Week 3 Day 1 – Thu
Thanks, kyokon.
So the boot camp exercise for week 3 is to engage 10 HBs in convos, and I’m actually looking forward to getting back into the trenches. Whatever little funk I was in a few days ago has passed. For now, anyway.
The date:
We’d set things up for her to drive over to my place after she got off work, then we’d take my car downtown to the art walk. The obvious advantage to this is being in a position to invite her in when we get back. However, just after lunch the phone rings. I let the machine get it, and guess who’s calling and wanting to change the plans. She leaves a message saying she’s been doing a lot of driving lately and would rather meet at such and such bar instead of my place, and go to the art walk from there.
Well instantly my “this-is-a-test” radar goes off, because the bar she wants to meet at is maybe 20 blocks from my house. She can drive several miles from work to there, but the last 20 blocks is “too much driving?” I’m not buying this excuse, and I’m honestly annoyed that this woman is suddenly trying to make me jump through hoops. In the past I would’ve automatically done whatever I could to accommodate her -- but not as a DJ in training. I did think that maybe she had second thoughts about initially meeting a guy at his place, and having her own safety in mind was a legitimate reason for meeting at a public place. But the too much driving thing was totally lame and I wasn’t buying it.
So I wait a couple of hours and return her call. We talk about the situation, she tells me the driving thing again and says she thought it’d be nice to meet for a beer first, maybe something to eat. I tell her I don’t want to drink that early, and I had a late lunch and wouldn’t be hungry, and just basically wasn’t interested in her idea. Also tell her I’m kinda annoyed that she’s trying to change the plans at the last minute, which seems to honestly surprise her. In fact she thinks it’s kinda funny and teases me about it –- which is fine, I can tease and be teased -- but I never for a moment feel my annoyance is unjustified, and she knows that. She never mentions feeling unsafe meeting at my place, and in the end concedes that she can somehow manage to drive an extra 20 blocks. If this really was a test, I fukking aced it!
She shows up on time, and we head downtown. This is the first time I’ve seen her other than a photo online, which she’d told me was taken a few years ago, and as we’re talking in the car I’m deciding if I want to fukk this woman. In the photo she’s a cute 30-something, but in my car she’s 40 years old, about my age, which doesn’t mean anything because I’m attracted to women 10-15 years younger than me, and 40 yo women always look a little too far past their prime. On the other hand, I have not been laid in a loooooooong time.
The woman sitting next to me is not fat, her face is kissable, and she has a truly magnificent pair of breasts. She’s been showing high IL every since the first email and her profile says she’s not looking for anything serious. Within the first five minutes of the date I decide I’m going for the F-close tonight. Not quite sure how to go about getting there, but that’s where I want to end up.

-- What you will do --
Carry on the journal entry about the art-walk date, starting right after its last sentence.

-- Data excerpts --
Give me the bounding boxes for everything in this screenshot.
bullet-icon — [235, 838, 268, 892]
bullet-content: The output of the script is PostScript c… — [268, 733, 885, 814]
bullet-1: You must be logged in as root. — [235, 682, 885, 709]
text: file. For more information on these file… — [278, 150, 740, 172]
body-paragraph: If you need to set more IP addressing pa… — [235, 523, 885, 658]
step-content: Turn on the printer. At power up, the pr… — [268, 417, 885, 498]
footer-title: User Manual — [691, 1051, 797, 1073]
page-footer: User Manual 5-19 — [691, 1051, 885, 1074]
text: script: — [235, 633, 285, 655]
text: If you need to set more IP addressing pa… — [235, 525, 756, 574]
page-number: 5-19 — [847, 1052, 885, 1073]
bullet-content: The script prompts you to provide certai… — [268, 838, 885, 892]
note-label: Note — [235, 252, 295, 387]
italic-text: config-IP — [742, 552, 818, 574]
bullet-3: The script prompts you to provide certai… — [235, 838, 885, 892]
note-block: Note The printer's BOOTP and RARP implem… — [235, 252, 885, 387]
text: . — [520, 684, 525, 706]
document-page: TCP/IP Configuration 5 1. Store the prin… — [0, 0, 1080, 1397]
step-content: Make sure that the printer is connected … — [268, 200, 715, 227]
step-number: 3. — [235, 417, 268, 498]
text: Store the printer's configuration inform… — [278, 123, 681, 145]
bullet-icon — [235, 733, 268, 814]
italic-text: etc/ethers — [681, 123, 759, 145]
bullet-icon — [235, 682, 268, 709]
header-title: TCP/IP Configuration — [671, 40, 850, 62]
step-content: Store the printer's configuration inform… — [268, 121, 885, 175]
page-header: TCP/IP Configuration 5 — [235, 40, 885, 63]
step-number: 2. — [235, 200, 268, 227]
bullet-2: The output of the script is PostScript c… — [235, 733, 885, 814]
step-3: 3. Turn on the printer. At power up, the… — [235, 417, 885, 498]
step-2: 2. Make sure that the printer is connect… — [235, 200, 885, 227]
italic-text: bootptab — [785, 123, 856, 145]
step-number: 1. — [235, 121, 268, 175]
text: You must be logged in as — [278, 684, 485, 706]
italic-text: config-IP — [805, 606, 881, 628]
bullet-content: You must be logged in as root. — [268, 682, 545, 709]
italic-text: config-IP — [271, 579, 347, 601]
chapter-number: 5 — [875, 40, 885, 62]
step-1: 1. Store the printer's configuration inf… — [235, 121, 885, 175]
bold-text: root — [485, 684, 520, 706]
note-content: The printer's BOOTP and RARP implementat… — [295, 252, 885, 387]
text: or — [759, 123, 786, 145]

-- Response to the exercise --
So we do the art walk thing. She’s intelligent, so the conversation is enjoyable for the most part, although it always amazes me just how much women like to talk! The kino develops early and easily, brushing against each other now and then and leaning into each other as we study a piece of art. I also notice there’s a lot of HBs about that I could be approaching if I weren’t with someone, and in a way it seems like I wasted a good DJing opportunity by bringing a date. But what’s that saying about a bird in the hand is worth ten in the bush....?
After a couple of hours we both reach sensory overload where all the art kinda blurs together into one mind-numbing mess, so I suggest we find a pub with sidewalk tables and have a beer. Well, we have trouble finding open seating outside, and after several blocks I tell her that I have an outdoor table back at my place. She doesn’t take the bait, and I don’t pursue it, and soon enough we do find a spot. Talk some more over a beer, and we have a similar outlook on life so we hit a pretty deep rapport. Although eventually I began to wonder if I was slipping into the “friend-zone.”
And now that I think about it I let the kino stop at the pub, when instead I should’ve been escalating it. Definitely fell into the old nice guy pattern at this point, afraid to touch her, afraid to seem too forward, although I wasn’t really aware it at the time. We were connecting well intellectually, but not physically –- and this is something I need to pay more attention to on future dates.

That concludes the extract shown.